• _Task instructions_
Output the entries word for word. Omit images.

• _Records to use_
◇ ◇ ◇

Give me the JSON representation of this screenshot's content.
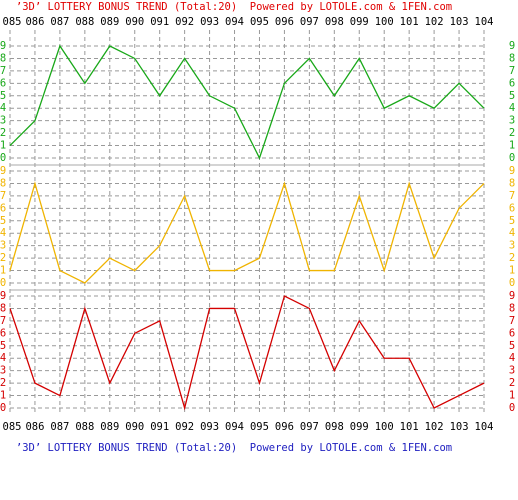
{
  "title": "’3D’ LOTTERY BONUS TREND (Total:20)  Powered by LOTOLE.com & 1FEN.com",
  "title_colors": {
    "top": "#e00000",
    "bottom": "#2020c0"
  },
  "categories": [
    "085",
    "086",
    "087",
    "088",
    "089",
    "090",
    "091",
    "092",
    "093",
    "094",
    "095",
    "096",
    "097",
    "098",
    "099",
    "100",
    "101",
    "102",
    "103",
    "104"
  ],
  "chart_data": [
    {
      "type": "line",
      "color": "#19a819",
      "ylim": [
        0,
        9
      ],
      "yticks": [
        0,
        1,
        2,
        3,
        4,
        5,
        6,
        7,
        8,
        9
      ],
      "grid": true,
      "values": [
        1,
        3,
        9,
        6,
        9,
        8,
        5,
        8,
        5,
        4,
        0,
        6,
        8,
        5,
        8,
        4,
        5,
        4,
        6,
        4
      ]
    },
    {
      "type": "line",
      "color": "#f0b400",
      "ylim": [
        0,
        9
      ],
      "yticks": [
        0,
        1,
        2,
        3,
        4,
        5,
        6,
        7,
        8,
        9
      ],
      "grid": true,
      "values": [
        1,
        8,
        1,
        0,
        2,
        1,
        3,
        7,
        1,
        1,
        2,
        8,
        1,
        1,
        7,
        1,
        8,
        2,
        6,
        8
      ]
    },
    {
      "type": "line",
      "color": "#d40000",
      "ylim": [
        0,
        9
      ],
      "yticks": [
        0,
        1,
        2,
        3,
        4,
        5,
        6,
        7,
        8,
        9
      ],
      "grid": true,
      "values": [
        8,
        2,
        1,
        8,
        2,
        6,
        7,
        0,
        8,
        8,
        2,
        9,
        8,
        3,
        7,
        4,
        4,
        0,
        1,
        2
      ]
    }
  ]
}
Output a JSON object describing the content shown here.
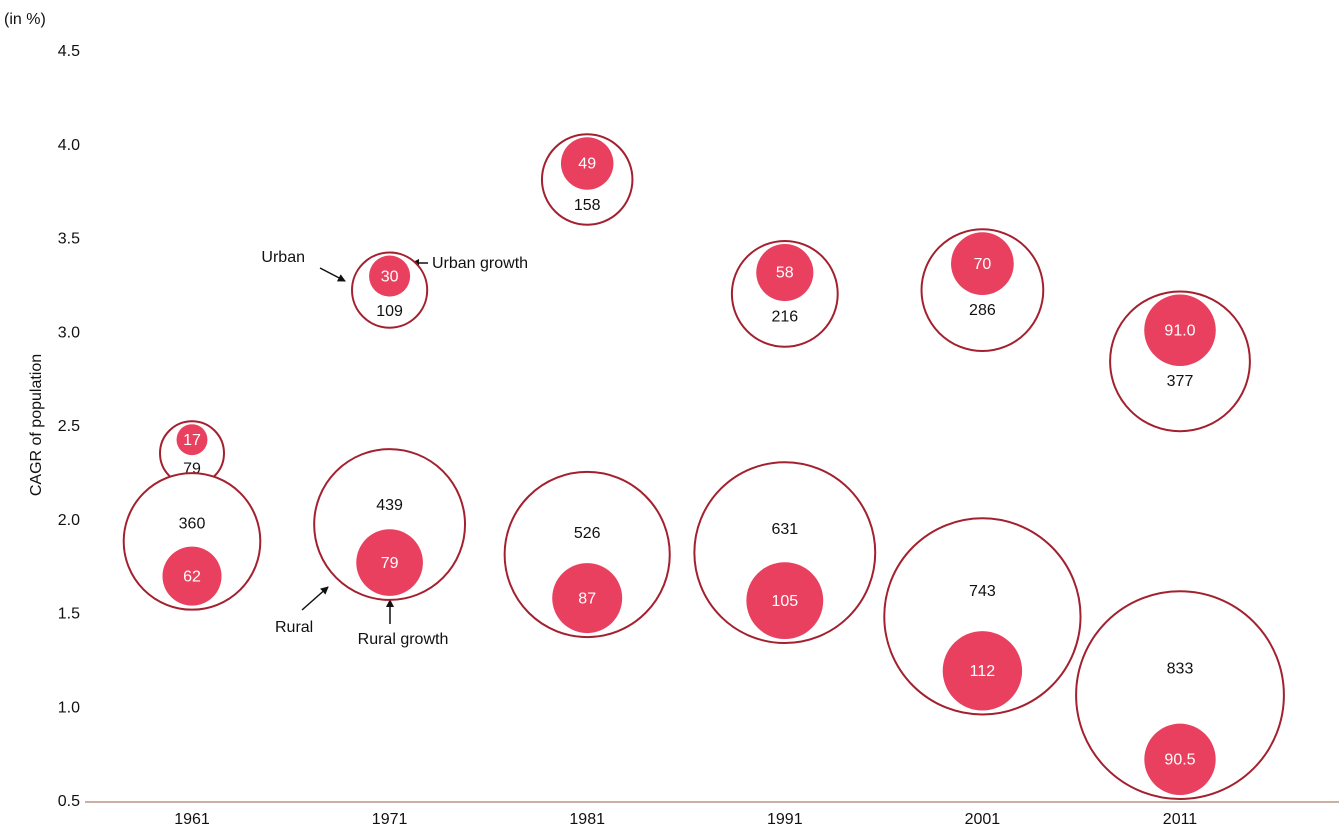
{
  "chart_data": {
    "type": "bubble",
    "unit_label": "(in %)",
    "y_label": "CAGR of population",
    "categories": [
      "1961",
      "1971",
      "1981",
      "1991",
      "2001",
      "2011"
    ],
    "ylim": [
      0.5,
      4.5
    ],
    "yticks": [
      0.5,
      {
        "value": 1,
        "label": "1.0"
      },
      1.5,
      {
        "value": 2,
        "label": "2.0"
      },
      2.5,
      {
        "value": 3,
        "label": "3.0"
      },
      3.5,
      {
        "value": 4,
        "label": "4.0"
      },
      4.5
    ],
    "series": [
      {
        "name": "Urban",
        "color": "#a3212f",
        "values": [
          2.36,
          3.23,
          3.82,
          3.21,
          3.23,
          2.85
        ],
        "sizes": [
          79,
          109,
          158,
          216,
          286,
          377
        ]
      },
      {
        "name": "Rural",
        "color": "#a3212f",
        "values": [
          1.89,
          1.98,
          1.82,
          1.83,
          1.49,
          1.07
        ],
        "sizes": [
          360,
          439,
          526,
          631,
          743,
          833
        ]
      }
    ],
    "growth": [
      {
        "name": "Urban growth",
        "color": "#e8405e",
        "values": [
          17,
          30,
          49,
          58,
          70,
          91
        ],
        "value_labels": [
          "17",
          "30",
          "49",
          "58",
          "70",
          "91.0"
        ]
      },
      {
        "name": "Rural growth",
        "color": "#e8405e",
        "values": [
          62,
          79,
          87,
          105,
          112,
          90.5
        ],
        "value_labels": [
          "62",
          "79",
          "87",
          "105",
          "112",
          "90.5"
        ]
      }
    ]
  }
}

◇ ◇ ◇

• _Complete response_
Give me the JSON representation of this screenshot's content.
{
  "title": "’3D’ LOTTERY BONUS TREND (Total:20)  Powered by LOTOLE.com & 1FEN.com",
  "title_colors": {
    "top": "#e00000",
    "bottom": "#2020c0"
  },
  "categories": [
    "085",
    "086",
    "087",
    "088",
    "089",
    "090",
    "091",
    "092",
    "093",
    "094",
    "095",
    "096",
    "097",
    "098",
    "099",
    "100",
    "101",
    "102",
    "103",
    "104"
  ],
  "chart_data": [
    {
      "type": "line",
      "color": "#19a819",
      "ylim": [
        0,
        9
      ],
      "yticks": [
        0,
        1,
        2,
        3,
        4,
        5,
        6,
        7,
        8,
        9
      ],
      "grid": true,
      "values": [
        1,
        3,
        9,
        6,
        9,
        8,
        5,
        8,
        5,
        4,
        0,
        6,
        8,
        5,
        8,
        4,
        5,
        4,
        6,
        4
      ]
    },
    {
      "type": "line",
      "color": "#f0b400",
      "ylim": [
        0,
        9
      ],
      "yticks": [
        0,
        1,
        2,
        3,
        4,
        5,
        6,
        7,
        8,
        9
      ],
      "grid": true,
      "values": [
        1,
        8,
        1,
        0,
        2,
        1,
        3,
        7,
        1,
        1,
        2,
        8,
        1,
        1,
        7,
        1,
        8,
        2,
        6,
        8
      ]
    },
    {
      "type": "line",
      "color": "#d40000",
      "ylim": [
        0,
        9
      ],
      "yticks": [
        0,
        1,
        2,
        3,
        4,
        5,
        6,
        7,
        8,
        9
      ],
      "grid": true,
      "values": [
        8,
        2,
        1,
        8,
        2,
        6,
        7,
        0,
        8,
        8,
        2,
        9,
        8,
        3,
        7,
        4,
        4,
        0,
        1,
        2
      ]
    }
  ]
}
Output a JSON object describing the content shown here.
{
  "chart_data": {
    "type": "bubble",
    "unit_label": "(in %)",
    "y_label": "CAGR of population",
    "categories": [
      "1961",
      "1971",
      "1981",
      "1991",
      "2001",
      "2011"
    ],
    "ylim": [
      0.5,
      4.5
    ],
    "yticks": [
      0.5,
      {
        "value": 1,
        "label": "1.0"
      },
      1.5,
      {
        "value": 2,
        "label": "2.0"
      },
      2.5,
      {
        "value": 3,
        "label": "3.0"
      },
      3.5,
      {
        "value": 4,
        "label": "4.0"
      },
      4.5
    ],
    "series": [
      {
        "name": "Urban",
        "color": "#a3212f",
        "values": [
          2.36,
          3.23,
          3.82,
          3.21,
          3.23,
          2.85
        ],
        "sizes": [
          79,
          109,
          158,
          216,
          286,
          377
        ]
      },
      {
        "name": "Rural",
        "color": "#a3212f",
        "values": [
          1.89,
          1.98,
          1.82,
          1.83,
          1.49,
          1.07
        ],
        "sizes": [
          360,
          439,
          526,
          631,
          743,
          833
        ]
      }
    ],
    "growth": [
      {
        "name": "Urban growth",
        "color": "#e8405e",
        "values": [
          17,
          30,
          49,
          58,
          70,
          91
        ],
        "value_labels": [
          "17",
          "30",
          "49",
          "58",
          "70",
          "91.0"
        ]
      },
      {
        "name": "Rural growth",
        "color": "#e8405e",
        "values": [
          62,
          79,
          87,
          105,
          112,
          90.5
        ],
        "value_labels": [
          "62",
          "79",
          "87",
          "105",
          "112",
          "90.5"
        ]
      }
    ]
  }
}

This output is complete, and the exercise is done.